╭──
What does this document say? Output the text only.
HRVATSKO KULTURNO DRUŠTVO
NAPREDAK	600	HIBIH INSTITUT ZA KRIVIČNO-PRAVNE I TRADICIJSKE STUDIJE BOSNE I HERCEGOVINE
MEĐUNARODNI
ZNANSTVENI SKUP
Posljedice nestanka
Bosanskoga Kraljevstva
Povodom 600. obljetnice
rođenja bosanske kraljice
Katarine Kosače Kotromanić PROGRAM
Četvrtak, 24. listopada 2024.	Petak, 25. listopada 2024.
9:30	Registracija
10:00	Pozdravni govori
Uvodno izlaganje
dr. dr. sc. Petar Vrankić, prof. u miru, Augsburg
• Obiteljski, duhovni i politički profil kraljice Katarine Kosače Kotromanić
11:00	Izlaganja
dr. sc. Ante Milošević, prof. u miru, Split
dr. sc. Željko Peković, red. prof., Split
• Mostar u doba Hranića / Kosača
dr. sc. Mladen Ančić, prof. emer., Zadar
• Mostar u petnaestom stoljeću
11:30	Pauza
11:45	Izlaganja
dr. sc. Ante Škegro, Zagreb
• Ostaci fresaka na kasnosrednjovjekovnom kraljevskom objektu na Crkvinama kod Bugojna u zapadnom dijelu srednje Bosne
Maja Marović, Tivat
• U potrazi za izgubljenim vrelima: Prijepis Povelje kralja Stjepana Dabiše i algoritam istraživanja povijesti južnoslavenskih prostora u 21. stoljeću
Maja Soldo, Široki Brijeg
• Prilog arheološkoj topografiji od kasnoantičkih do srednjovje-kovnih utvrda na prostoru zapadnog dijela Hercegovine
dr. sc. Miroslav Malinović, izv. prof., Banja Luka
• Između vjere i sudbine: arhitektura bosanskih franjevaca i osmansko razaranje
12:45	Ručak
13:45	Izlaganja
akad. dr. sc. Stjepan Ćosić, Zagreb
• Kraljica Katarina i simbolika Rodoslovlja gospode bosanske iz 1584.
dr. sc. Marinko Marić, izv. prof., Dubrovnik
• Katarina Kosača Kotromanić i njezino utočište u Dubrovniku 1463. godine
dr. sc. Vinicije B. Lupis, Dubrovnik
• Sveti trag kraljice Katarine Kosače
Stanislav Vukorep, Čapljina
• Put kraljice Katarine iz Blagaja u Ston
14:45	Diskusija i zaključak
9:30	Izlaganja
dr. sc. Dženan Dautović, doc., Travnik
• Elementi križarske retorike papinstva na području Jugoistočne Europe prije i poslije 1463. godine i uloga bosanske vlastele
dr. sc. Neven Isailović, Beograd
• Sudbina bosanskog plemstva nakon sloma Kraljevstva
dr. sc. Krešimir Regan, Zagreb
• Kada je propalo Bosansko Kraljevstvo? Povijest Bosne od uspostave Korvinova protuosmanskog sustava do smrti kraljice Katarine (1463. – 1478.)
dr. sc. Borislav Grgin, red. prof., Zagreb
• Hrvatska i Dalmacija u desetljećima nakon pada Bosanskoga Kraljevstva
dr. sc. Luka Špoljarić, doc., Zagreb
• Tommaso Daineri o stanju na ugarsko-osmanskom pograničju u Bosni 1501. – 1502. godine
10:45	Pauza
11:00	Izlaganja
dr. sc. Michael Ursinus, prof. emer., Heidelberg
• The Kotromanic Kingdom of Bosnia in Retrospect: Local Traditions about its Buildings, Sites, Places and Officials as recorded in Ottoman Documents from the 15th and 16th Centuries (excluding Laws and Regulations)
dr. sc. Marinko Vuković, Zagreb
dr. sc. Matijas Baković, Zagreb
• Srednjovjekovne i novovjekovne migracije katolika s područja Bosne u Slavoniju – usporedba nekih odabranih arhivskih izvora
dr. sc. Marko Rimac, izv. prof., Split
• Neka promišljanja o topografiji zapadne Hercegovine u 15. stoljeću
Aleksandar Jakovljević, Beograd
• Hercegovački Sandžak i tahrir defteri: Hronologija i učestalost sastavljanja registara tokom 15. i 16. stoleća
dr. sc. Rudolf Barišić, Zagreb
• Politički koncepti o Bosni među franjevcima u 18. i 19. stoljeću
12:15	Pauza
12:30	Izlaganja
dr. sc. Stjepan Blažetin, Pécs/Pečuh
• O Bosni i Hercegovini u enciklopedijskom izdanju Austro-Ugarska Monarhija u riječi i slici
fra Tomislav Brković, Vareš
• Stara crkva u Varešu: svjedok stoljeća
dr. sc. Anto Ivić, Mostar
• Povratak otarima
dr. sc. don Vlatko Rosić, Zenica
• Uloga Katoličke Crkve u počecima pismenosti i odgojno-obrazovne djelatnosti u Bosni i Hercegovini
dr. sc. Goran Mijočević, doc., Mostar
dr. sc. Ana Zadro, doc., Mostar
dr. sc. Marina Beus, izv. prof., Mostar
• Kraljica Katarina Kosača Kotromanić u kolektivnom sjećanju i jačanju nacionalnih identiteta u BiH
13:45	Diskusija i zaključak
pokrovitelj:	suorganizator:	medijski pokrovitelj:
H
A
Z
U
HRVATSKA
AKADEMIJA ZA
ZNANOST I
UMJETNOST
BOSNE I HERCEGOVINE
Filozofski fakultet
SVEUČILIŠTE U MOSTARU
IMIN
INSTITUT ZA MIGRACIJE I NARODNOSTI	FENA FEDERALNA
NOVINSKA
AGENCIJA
╰──
▸ **Your goal**:
Write all of the records out again exactly.

▸ **Right answer**:
What does this document say? Output the text only.
HRVATSKO KULTURNO DRUŠTVO
NAPREDAK	600	HIBIH INSTITUT ZA KRIVIČNO-PRAVNE I TRADICIJSKE STUDIJE BOSNE I HERCEGOVINE
MEĐUNARODNI
ZNANSTVENI SKUP
Posljedice nestanka
Bosanskoga Kraljevstva
Povodom 600. obljetnice
rođenja bosanske kraljice
Katarine Kosače Kotromanić PROGRAM
Četvrtak, 24. listopada 2024.	Petak, 25. listopada 2024.
9:30	Registracija
10:00	Pozdravni govori
Uvodno izlaganje
dr. dr. sc. Petar Vrankić, prof. u miru, Augsburg
• Obiteljski, duhovni i politički profil kraljice Katarine Kosače Kotromanić
11:00	Izlaganja
dr. sc. Ante Milošević, prof. u miru, Split
dr. sc. Željko Peković, red. prof., Split
• Mostar u doba Hranića / Kosača
dr. sc. Mladen Ančić, prof. emer., Zadar
• Mostar u petnaestom stoljeću
11:30	Pauza
11:45	Izlaganja
dr. sc. Ante Škegro, Zagreb
• Ostaci fresaka na kasnosrednjovjekovnom kraljevskom objektu na Crkvinama kod Bugojna u zapadnom dijelu srednje Bosne
Maja Marović, Tivat
• U potrazi za izgubljenim vrelima: Prijepis Povelje kralja Stjepana Dabiše i algoritam istraživanja povijesti južnoslavenskih prostora u 21. stoljeću
Maja Soldo, Široki Brijeg
• Prilog arheološkoj topografiji od kasnoantičkih do srednjovje-kovnih utvrda na prostoru zapadnog dijela Hercegovine
dr. sc. Miroslav Malinović, izv. prof., Banja Luka
• Između vjere i sudbine: arhitektura bosanskih franjevaca i osmansko razaranje
12:45	Ručak
13:45	Izlaganja
akad. dr. sc. Stjepan Ćosić, Zagreb
• Kraljica Katarina i simbolika Rodoslovlja gospode bosanske iz 1584.
dr. sc. Marinko Marić, izv. prof., Dubrovnik
• Katarina Kosača Kotromanić i njezino utočište u Dubrovniku 1463. godine
dr. sc. Vinicije B. Lupis, Dubrovnik
• Sveti trag kraljice Katarine Kosače
Stanislav Vukorep, Čapljina
• Put kraljice Katarine iz Blagaja u Ston
14:45	Diskusija i zaključak
9:30	Izlaganja
dr. sc. Dženan Dautović, doc., Travnik
• Elementi križarske retorike papinstva na području Jugoistočne Europe prije i poslije 1463. godine i uloga bosanske vlastele
dr. sc. Neven Isailović, Beograd
• Sudbina bosanskog plemstva nakon sloma Kraljevstva
dr. sc. Krešimir Regan, Zagreb
• Kada je propalo Bosansko Kraljevstvo? Povijest Bosne od uspostave Korvinova protuosmanskog sustava do smrti kraljice Katarine (1463. – 1478.)
dr. sc. Borislav Grgin, red. prof., Zagreb
• Hrvatska i Dalmacija u desetljećima nakon pada Bosanskoga Kraljevstva
dr. sc. Luka Špoljarić, doc., Zagreb
• Tommaso Daineri o stanju na ugarsko-osmanskom pograničju u Bosni 1501. – 1502. godine
10:45	Pauza
11:00	Izlaganja
dr. sc. Michael Ursinus, prof. emer., Heidelberg
• The Kotromanic Kingdom of Bosnia in Retrospect: Local Traditions about its Buildings, Sites, Places and Officials as recorded in Ottoman Documents from the 15th and 16th Centuries (excluding Laws and Regulations)
dr. sc. Marinko Vuković, Zagreb
dr. sc. Matijas Baković, Zagreb
• Srednjovjekovne i novovjekovne migracije katolika s područja Bosne u Slavoniju – usporedba nekih odabranih arhivskih izvora
dr. sc. Marko Rimac, izv. prof., Split
• Neka promišljanja o topografiji zapadne Hercegovine u 15. stoljeću
Aleksandar Jakovljević, Beograd
• Hercegovački Sandžak i tahrir defteri: Hronologija i učestalost sastavljanja registara tokom 15. i 16. stoleća
dr. sc. Rudolf Barišić, Zagreb
• Politički koncepti o Bosni među franjevcima u 18. i 19. stoljeću
12:15	Pauza
12:30	Izlaganja
dr. sc. Stjepan Blažetin, Pécs/Pečuh
• O Bosni i Hercegovini u enciklopedijskom izdanju Austro-Ugarska Monarhija u riječi i slici
fra Tomislav Brković, Vareš
• Stara crkva u Varešu: svjedok stoljeća
dr. sc. Anto Ivić, Mostar
• Povratak otarima
dr. sc. don Vlatko Rosić, Zenica
• Uloga Katoličke Crkve u počecima pismenosti i odgojno-obrazovne djelatnosti u Bosni i Hercegovini
dr. sc. Goran Mijočević, doc., Mostar
dr. sc. Ana Zadro, doc., Mostar
dr. sc. Marina Beus, izv. prof., Mostar
• Kraljica Katarina Kosača Kotromanić u kolektivnom sjećanju i jačanju nacionalnih identiteta u BiH
13:45	Diskusija i zaključak
pokrovitelj:	suorganizator:	medijski pokrovitelj:
H
A
Z
U
HRVATSKA
AKADEMIJA ZA
ZNANOST I
UMJETNOST
BOSNE I HERCEGOVINE
Filozofski fakultet
SVEUČILIŠTE U MOSTARU
IMIN
INSTITUT ZA MIGRACIJE I NARODNOSTI	FENA FEDERALNA
NOVINSKA
AGENCIJA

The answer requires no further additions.